Dataset entries
** BEGIN **

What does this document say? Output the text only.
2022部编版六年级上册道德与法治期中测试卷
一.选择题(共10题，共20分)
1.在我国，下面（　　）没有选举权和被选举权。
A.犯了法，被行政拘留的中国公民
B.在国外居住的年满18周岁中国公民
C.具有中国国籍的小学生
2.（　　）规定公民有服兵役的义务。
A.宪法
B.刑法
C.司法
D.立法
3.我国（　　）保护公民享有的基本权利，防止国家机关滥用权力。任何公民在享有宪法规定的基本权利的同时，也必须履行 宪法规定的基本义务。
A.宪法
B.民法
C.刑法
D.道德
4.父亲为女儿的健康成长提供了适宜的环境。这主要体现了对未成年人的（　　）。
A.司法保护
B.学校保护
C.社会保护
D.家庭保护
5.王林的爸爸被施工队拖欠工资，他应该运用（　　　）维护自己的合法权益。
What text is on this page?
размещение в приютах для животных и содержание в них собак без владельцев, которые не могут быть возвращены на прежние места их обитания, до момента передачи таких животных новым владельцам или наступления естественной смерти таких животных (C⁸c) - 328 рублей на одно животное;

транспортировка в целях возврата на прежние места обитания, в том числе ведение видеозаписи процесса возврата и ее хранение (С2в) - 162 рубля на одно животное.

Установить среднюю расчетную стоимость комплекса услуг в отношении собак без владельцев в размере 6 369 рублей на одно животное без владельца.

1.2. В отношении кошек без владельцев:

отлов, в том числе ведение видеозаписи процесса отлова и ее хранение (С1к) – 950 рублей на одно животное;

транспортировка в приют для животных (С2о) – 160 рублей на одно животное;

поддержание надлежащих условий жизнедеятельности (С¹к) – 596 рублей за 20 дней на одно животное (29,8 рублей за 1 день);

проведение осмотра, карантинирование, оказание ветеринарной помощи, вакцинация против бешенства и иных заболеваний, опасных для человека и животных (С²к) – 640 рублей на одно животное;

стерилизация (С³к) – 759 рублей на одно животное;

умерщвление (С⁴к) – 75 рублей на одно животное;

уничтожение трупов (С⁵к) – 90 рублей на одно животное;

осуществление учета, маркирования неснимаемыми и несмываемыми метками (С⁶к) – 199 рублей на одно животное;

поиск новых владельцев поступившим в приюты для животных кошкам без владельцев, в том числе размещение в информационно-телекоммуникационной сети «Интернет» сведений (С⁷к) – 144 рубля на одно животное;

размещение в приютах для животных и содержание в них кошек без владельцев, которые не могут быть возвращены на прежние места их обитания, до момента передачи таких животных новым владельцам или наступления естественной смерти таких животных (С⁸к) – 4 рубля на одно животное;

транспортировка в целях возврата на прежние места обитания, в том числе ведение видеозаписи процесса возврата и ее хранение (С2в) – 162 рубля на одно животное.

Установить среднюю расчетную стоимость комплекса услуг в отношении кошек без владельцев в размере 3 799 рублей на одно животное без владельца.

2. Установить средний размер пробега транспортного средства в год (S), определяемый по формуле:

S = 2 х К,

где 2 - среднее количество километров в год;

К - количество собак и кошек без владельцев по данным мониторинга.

** END **

#### What to do:
Nothing should be changed: write out all of the data as is.

#### Solution for this problem:
What does this document say? Output the text only.
2022部编版六年级上册道德与法治期中测试卷
一.选择题(共10题，共20分)
1.在我国，下面（　　）没有选举权和被选举权。
A.犯了法，被行政拘留的中国公民
B.在国外居住的年满18周岁中国公民
C.具有中国国籍的小学生
2.（　　）规定公民有服兵役的义务。
A.宪法
B.刑法
C.司法
D.立法
3.我国（　　）保护公民享有的基本权利，防止国家机关滥用权力。任何公民在享有宪法规定的基本权利的同时，也必须履行 宪法规定的基本义务。
A.宪法
B.民法
C.刑法
D.道德
4.父亲为女儿的健康成长提供了适宜的环境。这主要体现了对未成年人的（　　）。
A.司法保护
B.学校保护
C.社会保护
D.家庭保护
5.王林的爸爸被施工队拖欠工资，他应该运用（　　　）维护自己的合法权益。
What text is on this page?
размещение в приютах для животных и содержание в них собак без владельцев, которые не могут быть возвращены на прежние места их обитания, до момента передачи таких животных новым владельцам или наступления естественной смерти таких животных (C⁸c) - 328 рублей на одно животное;

транспортировка в целях возврата на прежние места обитания, в том числе ведение видеозаписи процесса возврата и ее хранение (С2в) - 162 рубля на одно животное.

Установить среднюю расчетную стоимость комплекса услуг в отношении собак без владельцев в размере 6 369 рублей на одно животное без владельца.

1.2. В отношении кошек без владельцев:

отлов, в том числе ведение видеозаписи процесса отлова и ее хранение (С1к) – 950 рублей на одно животное;

транспортировка в приют для животных (С2о) – 160 рублей на одно животное;

поддержание надлежащих условий жизнедеятельности (С¹к) – 596 рублей за 20 дней на одно животное (29,8 рублей за 1 день);

проведение осмотра, карантинирование, оказание ветеринарной помощи, вакцинация против бешенства и иных заболеваний, опасных для человека и животных (С²к) – 640 рублей на одно животное;

стерилизация (С³к) – 759 рублей на одно животное;

умерщвление (С⁴к) – 75 рублей на одно животное;

уничтожение трупов (С⁵к) – 90 рублей на одно животное;

осуществление учета, маркирования неснимаемыми и несмываемыми метками (С⁶к) – 199 рублей на одно животное;

поиск новых владельцев поступившим в приюты для животных кошкам без владельцев, в том числе размещение в информационно-телекоммуникационной сети «Интернет» сведений (С⁷к) – 144 рубля на одно животное;

размещение в приютах для животных и содержание в них кошек без владельцев, которые не могут быть возвращены на прежние места их обитания, до момента передачи таких животных новым владельцам или наступления естественной смерти таких животных (С⁸к) – 4 рубля на одно животное;

транспортировка в целях возврата на прежние места обитания, в том числе ведение видеозаписи процесса возврата и ее хранение (С2в) – 162 рубля на одно животное.

Установить среднюю расчетную стоимость комплекса услуг в отношении кошек без владельцев в размере 3 799 рублей на одно животное без владельца.

2. Установить средний размер пробега транспортного средства в год (S), определяемый по формуле:

S = 2 х К,

где 2 - среднее количество километров в год;

К - количество собак и кошек без владельцев по данным мониторинга.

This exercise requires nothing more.